EXERCISE DESCRIPTION: Copy out all lines that hold "Penilaian".

DATA SUPPLIED:
————————
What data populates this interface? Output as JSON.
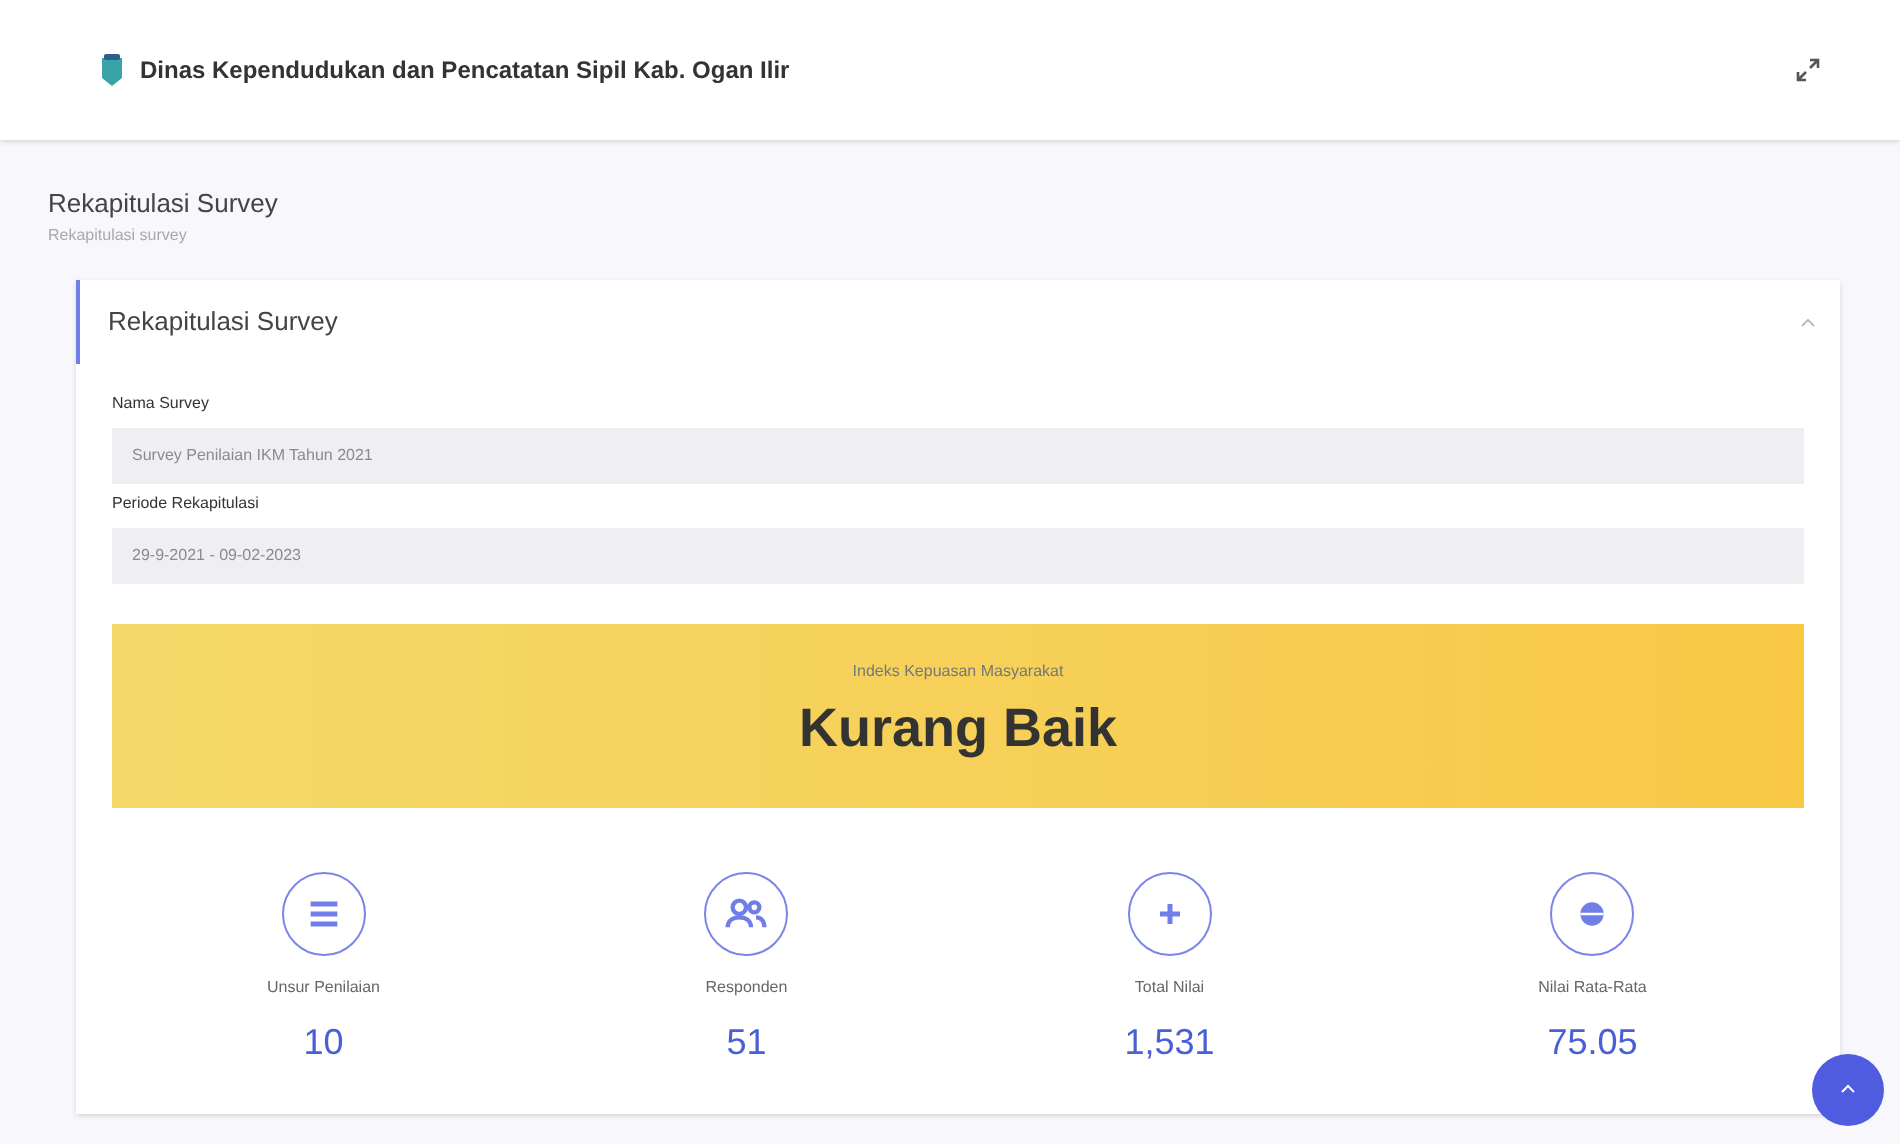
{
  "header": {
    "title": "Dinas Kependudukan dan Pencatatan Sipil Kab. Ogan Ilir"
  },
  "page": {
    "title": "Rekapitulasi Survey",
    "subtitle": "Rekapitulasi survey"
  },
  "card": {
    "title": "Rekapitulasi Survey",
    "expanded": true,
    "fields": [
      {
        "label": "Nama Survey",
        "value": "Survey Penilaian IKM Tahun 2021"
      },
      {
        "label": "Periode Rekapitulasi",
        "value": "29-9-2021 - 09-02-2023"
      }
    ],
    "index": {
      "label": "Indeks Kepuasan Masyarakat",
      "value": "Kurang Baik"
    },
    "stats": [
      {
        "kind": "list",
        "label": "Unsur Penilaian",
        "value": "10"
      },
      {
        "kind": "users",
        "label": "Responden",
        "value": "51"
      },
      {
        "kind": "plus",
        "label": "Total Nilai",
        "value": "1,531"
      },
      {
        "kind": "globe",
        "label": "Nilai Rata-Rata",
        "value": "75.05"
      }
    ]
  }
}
————————
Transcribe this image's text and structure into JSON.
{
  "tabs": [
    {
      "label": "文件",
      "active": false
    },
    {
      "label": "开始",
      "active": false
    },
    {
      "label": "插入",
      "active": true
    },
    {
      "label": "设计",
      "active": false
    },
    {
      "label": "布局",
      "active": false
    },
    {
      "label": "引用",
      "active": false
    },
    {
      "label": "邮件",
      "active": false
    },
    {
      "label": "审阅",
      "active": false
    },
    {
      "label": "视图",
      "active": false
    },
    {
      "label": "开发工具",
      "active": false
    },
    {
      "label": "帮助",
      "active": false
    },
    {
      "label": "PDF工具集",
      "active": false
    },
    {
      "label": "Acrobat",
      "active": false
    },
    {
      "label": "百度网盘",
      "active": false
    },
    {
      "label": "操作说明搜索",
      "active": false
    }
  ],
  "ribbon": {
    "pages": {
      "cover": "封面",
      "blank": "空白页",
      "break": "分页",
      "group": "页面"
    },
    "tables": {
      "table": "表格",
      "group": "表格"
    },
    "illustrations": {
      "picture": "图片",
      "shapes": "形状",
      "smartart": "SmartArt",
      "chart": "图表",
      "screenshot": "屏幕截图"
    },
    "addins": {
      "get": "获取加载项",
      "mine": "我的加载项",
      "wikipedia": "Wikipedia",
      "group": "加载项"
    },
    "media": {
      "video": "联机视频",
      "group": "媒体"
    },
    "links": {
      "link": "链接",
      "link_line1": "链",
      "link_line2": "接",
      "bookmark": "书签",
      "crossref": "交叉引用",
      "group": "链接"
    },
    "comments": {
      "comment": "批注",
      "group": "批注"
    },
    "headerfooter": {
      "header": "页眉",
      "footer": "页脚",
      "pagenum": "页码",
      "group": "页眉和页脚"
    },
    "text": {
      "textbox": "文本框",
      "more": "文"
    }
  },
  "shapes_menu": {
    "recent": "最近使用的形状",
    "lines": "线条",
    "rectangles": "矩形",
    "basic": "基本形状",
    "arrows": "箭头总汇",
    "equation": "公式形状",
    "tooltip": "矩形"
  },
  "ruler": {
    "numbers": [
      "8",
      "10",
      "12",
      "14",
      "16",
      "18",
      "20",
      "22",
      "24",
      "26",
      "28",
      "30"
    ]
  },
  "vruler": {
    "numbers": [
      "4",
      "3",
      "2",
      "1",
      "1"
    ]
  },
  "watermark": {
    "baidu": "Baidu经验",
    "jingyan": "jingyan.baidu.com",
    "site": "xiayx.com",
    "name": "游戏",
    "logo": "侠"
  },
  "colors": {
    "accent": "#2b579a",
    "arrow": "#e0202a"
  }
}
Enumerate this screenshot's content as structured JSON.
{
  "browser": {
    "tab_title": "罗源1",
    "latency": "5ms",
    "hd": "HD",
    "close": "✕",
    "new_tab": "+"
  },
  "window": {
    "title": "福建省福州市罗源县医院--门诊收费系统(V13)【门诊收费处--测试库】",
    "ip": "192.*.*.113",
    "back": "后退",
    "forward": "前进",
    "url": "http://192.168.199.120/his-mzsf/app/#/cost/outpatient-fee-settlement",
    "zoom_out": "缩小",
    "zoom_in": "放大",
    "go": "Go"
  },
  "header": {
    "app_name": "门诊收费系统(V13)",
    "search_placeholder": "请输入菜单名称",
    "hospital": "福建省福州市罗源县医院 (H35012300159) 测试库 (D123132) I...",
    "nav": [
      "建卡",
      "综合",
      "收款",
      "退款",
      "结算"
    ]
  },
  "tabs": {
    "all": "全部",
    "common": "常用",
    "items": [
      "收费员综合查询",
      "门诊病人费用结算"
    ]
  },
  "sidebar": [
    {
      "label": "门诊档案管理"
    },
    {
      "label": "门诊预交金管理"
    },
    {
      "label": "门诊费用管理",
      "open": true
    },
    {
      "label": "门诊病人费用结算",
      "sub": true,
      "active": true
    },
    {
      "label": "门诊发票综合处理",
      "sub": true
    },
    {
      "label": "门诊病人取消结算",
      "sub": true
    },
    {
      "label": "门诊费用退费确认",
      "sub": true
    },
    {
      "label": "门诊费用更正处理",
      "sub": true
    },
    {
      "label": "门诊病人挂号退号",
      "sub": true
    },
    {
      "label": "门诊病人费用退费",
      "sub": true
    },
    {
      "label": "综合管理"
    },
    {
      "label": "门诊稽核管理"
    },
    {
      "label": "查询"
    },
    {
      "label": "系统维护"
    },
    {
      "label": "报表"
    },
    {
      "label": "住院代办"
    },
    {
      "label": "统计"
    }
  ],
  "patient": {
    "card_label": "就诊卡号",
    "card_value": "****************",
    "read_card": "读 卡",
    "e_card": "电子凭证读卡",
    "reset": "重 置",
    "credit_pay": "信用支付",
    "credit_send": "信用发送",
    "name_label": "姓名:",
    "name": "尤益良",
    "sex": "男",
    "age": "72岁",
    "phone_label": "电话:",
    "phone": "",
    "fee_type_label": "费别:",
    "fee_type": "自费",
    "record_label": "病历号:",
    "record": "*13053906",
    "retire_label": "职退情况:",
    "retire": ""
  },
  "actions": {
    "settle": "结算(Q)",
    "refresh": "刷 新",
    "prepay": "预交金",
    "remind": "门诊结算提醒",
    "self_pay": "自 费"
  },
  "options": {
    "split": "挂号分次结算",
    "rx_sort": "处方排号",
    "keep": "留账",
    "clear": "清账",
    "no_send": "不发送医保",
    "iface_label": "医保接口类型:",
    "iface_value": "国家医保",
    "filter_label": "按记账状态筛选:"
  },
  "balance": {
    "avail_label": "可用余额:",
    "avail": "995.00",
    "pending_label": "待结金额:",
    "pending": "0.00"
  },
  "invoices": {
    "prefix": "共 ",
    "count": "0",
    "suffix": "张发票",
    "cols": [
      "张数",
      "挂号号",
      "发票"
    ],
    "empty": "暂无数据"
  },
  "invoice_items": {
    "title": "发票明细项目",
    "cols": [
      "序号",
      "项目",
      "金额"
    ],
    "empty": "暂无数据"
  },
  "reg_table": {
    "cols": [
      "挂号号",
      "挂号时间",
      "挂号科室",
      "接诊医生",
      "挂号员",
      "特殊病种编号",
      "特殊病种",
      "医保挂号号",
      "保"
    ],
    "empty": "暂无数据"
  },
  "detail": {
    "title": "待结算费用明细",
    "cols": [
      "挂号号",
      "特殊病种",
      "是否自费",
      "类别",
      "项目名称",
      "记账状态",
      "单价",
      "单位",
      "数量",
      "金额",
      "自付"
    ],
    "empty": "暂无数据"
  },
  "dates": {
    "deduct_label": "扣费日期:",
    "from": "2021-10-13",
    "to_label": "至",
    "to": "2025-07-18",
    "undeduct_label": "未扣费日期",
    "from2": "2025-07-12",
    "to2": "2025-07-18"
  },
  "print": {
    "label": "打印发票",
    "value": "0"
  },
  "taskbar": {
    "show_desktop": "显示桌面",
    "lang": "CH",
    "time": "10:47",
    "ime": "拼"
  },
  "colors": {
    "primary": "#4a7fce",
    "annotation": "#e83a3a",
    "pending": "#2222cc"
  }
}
————————
EXPECTED ANSWER:
        "value": "Survey Penilaian IKM Tahun 2021"
        "label": "Unsur Penilaian",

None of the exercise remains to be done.